= Exercise prompt =
Your task is to output all the records below, word for word.

= Entries provided =

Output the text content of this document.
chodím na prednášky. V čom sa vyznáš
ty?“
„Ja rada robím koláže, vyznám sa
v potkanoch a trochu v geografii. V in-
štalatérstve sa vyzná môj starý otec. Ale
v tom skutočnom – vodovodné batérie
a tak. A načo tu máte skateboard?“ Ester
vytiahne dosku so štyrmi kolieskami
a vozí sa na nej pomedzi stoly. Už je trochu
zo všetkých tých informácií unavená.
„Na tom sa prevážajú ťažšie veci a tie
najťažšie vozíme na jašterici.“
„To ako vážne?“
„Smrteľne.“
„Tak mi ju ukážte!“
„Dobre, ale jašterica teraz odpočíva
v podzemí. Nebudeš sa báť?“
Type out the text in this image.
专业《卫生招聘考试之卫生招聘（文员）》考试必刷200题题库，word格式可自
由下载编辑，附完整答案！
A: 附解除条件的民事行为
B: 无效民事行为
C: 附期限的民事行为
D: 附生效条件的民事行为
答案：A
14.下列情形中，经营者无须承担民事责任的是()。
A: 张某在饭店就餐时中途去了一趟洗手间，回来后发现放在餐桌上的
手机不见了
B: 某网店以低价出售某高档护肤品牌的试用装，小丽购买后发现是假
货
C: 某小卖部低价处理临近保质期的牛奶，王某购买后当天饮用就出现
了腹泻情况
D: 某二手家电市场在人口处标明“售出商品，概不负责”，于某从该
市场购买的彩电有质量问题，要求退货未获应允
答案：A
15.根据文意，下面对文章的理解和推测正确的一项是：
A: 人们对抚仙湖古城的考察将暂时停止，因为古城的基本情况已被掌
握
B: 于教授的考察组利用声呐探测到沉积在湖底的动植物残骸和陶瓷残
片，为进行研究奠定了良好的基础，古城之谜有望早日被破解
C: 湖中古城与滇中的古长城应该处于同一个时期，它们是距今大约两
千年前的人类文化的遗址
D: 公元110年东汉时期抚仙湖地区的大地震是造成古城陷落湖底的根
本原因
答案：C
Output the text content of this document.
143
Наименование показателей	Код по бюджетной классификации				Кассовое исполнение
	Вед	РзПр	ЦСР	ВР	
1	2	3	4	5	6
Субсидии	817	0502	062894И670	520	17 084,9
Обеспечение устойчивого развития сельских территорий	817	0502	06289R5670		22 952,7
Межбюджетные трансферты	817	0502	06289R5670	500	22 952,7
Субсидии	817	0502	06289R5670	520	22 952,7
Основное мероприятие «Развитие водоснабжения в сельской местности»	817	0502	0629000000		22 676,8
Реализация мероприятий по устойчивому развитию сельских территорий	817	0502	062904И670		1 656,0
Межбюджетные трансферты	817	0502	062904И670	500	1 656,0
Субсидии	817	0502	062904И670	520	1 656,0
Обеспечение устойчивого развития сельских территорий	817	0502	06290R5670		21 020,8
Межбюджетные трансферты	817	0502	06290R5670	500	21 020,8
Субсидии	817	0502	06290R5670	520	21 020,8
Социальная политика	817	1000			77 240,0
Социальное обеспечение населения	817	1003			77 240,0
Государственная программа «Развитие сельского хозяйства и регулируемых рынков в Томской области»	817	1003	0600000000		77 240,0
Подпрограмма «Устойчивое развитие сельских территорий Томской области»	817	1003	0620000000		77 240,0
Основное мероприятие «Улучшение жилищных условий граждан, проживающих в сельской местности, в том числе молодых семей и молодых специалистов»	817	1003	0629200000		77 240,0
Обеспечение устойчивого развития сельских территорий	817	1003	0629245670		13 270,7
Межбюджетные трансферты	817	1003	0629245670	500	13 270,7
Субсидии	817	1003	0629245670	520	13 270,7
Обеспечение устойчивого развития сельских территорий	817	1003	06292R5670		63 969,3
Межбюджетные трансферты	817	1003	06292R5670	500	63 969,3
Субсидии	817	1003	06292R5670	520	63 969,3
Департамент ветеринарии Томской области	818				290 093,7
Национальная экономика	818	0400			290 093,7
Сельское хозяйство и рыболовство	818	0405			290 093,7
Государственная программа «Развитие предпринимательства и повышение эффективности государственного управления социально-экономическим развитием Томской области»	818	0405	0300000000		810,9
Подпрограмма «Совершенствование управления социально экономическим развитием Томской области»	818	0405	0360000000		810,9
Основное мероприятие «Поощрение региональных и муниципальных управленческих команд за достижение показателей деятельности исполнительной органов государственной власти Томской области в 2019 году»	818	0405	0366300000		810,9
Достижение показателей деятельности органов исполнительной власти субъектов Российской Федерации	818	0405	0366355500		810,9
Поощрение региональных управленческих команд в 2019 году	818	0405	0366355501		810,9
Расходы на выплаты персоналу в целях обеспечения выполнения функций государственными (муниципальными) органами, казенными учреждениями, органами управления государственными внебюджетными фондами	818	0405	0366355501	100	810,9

= Answer to the problem =
Output the text content of this document.
chodím na prednášky. V čom sa vyznáš
ty?“
„Ja rada robím koláže, vyznám sa
v potkanoch a trochu v geografii. V in-
štalatérstve sa vyzná môj starý otec. Ale
v tom skutočnom – vodovodné batérie
a tak. A načo tu máte skateboard?“ Ester
vytiahne dosku so štyrmi kolieskami
a vozí sa na nej pomedzi stoly. Už je trochu
zo všetkých tých informácií unavená.
„Na tom sa prevážajú ťažšie veci a tie
najťažšie vozíme na jašterici.“
„To ako vážne?“
„Smrteľne.“
„Tak mi ju ukážte!“
„Dobre, ale jašterica teraz odpočíva
v podzemí. Nebudeš sa báť?“
Type out the text in this image.
专业《卫生招聘考试之卫生招聘（文员）》考试必刷200题题库，word格式可自
由下载编辑，附完整答案！
A: 附解除条件的民事行为
B: 无效民事行为
C: 附期限的民事行为
D: 附生效条件的民事行为
答案：A
14.下列情形中，经营者无须承担民事责任的是()。
A: 张某在饭店就餐时中途去了一趟洗手间，回来后发现放在餐桌上的
手机不见了
B: 某网店以低价出售某高档护肤品牌的试用装，小丽购买后发现是假
货
C: 某小卖部低价处理临近保质期的牛奶，王某购买后当天饮用就出现
了腹泻情况
D: 某二手家电市场在人口处标明“售出商品，概不负责”，于某从该
市场购买的彩电有质量问题，要求退货未获应允
答案：A
15.根据文意，下面对文章的理解和推测正确的一项是：
A: 人们对抚仙湖古城的考察将暂时停止，因为古城的基本情况已被掌
握
B: 于教授的考察组利用声呐探测到沉积在湖底的动植物残骸和陶瓷残
片，为进行研究奠定了良好的基础，古城之谜有望早日被破解
C: 湖中古城与滇中的古长城应该处于同一个时期，它们是距今大约两
千年前的人类文化的遗址
D: 公元110年东汉时期抚仙湖地区的大地震是造成古城陷落湖底的根
本原因
答案：C
Output the text content of this document.
143
Наименование показателей	Код по бюджетной классификации				Кассовое исполнение
	Вед	РзПр	ЦСР	ВР	
1	2	3	4	5	6
Субсидии	817	0502	062894И670	520	17 084,9
Обеспечение устойчивого развития сельских территорий	817	0502	06289R5670		22 952,7
Межбюджетные трансферты	817	0502	06289R5670	500	22 952,7
Субсидии	817	0502	06289R5670	520	22 952,7
Основное мероприятие «Развитие водоснабжения в сельской местности»	817	0502	0629000000		22 676,8
Реализация мероприятий по устойчивому развитию сельских территорий	817	0502	062904И670		1 656,0
Межбюджетные трансферты	817	0502	062904И670	500	1 656,0
Субсидии	817	0502	062904И670	520	1 656,0
Обеспечение устойчивого развития сельских территорий	817	0502	06290R5670		21 020,8
Межбюджетные трансферты	817	0502	06290R5670	500	21 020,8
Субсидии	817	0502	06290R5670	520	21 020,8
Социальная политика	817	1000			77 240,0
Социальное обеспечение населения	817	1003			77 240,0
Государственная программа «Развитие сельского хозяйства и регулируемых рынков в Томской области»	817	1003	0600000000		77 240,0
Подпрограмма «Устойчивое развитие сельских территорий Томской области»	817	1003	0620000000		77 240,0
Основное мероприятие «Улучшение жилищных условий граждан, проживающих в сельской местности, в том числе молодых семей и молодых специалистов»	817	1003	0629200000		77 240,0
Обеспечение устойчивого развития сельских территорий	817	1003	0629245670		13 270,7
Межбюджетные трансферты	817	1003	0629245670	500	13 270,7
Субсидии	817	1003	0629245670	520	13 270,7
Обеспечение устойчивого развития сельских территорий	817	1003	06292R5670		63 969,3
Межбюджетные трансферты	817	1003	06292R5670	500	63 969,3
Субсидии	817	1003	06292R5670	520	63 969,3
Департамент ветеринарии Томской области	818				290 093,7
Национальная экономика	818	0400			290 093,7
Сельское хозяйство и рыболовство	818	0405			290 093,7
Государственная программа «Развитие предпринимательства и повышение эффективности государственного управления социально-экономическим развитием Томской области»	818	0405	0300000000		810,9
Подпрограмма «Совершенствование управления социально экономическим развитием Томской области»	818	0405	0360000000		810,9
Основное мероприятие «Поощрение региональных и муниципальных управленческих команд за достижение показателей деятельности исполнительной органов государственной власти Томской области в 2019 году»	818	0405	0366300000		810,9
Достижение показателей деятельности органов исполнительной власти субъектов Российской Федерации	818	0405	0366355500		810,9
Поощрение региональных управленческих команд в 2019 году	818	0405	0366355501		810,9
Расходы на выплаты персоналу в целях обеспечения выполнения функций государственными (муниципальными) органами, казенными учреждениями, органами управления государственными внебюджетными фондами	818	0405	0366355501	100	810,9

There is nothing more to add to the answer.